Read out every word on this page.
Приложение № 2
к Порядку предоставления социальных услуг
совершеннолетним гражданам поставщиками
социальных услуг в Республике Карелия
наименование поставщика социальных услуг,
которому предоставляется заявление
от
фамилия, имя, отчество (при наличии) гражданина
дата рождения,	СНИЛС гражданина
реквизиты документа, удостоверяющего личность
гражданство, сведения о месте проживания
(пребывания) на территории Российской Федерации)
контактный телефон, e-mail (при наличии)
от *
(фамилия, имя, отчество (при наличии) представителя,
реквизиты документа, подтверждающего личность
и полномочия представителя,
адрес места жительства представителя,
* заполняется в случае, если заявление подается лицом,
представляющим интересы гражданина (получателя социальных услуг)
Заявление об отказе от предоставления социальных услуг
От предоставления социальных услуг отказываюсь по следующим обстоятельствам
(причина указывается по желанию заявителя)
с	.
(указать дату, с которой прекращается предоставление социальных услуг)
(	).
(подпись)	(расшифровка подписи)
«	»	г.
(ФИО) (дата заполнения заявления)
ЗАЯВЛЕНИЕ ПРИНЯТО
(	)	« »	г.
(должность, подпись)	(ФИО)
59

____________________

» **STATED GOAL**:
Look through the material above and pick out each line holding the word "личность".

» **RESPONSE TO THE TASK**:
реквизиты документа, удостоверяющего личность
реквизиты документа, подтверждающего личность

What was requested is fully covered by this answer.